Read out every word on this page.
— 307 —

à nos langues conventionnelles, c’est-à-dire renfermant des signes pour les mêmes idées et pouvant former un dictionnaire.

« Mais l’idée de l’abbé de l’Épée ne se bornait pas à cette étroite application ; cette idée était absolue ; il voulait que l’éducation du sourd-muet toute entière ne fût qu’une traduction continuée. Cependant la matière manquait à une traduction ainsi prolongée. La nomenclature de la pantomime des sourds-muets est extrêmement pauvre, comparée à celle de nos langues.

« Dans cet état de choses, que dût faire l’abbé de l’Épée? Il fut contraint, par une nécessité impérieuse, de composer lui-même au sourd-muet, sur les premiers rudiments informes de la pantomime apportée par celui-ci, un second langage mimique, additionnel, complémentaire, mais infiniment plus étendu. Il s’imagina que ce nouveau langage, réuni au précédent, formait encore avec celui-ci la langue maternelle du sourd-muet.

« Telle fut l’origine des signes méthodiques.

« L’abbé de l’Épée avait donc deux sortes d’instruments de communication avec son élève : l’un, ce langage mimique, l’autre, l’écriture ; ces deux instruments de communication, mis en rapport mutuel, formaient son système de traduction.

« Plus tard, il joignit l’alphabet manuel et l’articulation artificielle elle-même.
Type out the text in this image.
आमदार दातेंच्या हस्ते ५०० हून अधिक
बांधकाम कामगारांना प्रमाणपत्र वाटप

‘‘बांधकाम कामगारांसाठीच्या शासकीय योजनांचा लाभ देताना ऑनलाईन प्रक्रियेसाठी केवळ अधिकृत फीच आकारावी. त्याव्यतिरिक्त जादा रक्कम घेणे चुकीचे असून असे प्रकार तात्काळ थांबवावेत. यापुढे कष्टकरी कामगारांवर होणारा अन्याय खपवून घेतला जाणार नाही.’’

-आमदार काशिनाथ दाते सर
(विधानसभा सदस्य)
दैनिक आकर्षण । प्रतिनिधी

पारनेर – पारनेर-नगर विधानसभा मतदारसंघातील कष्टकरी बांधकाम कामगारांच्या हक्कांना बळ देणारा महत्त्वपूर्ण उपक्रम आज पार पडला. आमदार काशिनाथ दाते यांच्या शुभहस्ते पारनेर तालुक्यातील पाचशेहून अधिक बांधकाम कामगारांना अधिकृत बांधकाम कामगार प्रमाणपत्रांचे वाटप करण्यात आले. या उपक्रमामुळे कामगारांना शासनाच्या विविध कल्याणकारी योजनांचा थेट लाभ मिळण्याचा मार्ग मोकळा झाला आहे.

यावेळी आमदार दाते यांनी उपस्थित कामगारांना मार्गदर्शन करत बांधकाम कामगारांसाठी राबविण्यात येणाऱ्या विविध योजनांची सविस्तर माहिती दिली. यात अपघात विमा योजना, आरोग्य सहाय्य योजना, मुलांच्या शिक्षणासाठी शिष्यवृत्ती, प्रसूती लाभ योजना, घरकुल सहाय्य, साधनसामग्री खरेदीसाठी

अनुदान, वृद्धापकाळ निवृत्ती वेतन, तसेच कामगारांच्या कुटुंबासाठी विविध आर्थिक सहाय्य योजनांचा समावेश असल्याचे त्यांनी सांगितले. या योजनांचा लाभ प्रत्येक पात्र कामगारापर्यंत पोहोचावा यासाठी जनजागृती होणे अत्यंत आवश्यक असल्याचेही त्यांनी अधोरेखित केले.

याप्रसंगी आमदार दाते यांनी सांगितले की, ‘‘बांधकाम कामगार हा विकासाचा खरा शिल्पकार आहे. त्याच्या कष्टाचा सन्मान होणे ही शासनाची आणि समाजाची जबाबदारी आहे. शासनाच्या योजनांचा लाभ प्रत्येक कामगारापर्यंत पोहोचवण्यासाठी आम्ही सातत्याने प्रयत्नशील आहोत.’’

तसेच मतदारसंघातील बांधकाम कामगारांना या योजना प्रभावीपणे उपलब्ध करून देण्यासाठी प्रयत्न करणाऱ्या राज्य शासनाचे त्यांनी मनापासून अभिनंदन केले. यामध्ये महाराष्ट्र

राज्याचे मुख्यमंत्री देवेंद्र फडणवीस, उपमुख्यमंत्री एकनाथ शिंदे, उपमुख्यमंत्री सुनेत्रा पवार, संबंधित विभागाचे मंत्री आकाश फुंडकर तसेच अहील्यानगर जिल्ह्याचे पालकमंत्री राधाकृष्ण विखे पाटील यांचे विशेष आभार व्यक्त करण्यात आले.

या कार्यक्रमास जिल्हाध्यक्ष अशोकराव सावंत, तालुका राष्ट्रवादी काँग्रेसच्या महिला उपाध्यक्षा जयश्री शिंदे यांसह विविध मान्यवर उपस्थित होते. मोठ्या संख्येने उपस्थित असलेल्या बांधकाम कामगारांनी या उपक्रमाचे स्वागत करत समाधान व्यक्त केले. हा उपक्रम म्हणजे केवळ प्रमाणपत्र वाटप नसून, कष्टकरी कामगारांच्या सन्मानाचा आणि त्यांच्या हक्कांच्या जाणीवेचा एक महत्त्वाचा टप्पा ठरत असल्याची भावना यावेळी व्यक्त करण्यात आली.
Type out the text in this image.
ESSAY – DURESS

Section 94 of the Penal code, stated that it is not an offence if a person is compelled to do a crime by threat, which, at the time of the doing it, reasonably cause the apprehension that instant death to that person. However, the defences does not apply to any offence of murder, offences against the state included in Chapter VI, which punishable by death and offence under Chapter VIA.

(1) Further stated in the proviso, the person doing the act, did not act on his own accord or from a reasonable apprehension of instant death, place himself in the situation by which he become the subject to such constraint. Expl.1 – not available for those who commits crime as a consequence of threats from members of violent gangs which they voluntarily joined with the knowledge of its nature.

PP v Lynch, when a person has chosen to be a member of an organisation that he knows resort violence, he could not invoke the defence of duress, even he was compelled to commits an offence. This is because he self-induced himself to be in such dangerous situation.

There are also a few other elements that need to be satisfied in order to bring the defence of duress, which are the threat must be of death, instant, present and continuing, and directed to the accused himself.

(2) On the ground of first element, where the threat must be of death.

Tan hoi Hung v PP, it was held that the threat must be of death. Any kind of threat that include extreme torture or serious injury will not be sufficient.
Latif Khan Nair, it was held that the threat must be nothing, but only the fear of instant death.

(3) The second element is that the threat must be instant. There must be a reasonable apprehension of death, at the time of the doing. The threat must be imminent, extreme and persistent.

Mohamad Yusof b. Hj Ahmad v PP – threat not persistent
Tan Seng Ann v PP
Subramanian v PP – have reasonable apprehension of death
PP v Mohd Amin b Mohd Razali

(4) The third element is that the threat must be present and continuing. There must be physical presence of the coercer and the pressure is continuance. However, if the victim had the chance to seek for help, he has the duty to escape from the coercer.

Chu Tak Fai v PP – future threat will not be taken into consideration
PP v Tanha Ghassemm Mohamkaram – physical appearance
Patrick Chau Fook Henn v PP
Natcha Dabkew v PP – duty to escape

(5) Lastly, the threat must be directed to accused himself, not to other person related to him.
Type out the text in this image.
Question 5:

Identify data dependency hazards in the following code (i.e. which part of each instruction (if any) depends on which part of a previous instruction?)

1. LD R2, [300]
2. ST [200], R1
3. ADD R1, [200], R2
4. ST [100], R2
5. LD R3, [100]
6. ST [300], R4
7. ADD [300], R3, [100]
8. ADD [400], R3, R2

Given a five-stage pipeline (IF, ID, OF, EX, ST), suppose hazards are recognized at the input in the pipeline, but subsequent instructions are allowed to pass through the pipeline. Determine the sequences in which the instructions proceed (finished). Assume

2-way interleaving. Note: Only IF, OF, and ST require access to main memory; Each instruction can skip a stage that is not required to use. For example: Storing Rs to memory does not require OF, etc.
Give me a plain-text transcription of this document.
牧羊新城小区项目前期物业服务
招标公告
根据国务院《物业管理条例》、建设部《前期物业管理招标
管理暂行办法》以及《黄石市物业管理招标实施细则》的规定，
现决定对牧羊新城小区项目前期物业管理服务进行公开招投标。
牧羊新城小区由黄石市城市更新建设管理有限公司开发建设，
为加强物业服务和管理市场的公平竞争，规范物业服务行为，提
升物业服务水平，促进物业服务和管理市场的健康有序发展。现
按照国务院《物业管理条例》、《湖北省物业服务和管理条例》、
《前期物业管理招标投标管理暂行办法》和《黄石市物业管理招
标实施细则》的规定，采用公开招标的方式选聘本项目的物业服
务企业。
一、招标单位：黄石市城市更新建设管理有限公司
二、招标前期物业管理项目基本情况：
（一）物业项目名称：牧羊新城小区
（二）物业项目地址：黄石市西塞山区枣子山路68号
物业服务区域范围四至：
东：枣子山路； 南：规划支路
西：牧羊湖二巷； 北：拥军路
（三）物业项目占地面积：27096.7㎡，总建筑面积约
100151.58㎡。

→ **Task**
Gather up, from the records above, each line where the word "will" appears.

→ **Solved exercise**
Tan hoi Hung v PP, it was held that the threat must be of death. Any kind of threat that include extreme torture or serious injury will not be sufficient.
Chu Tak Fai v PP – future threat will not be taken into consideration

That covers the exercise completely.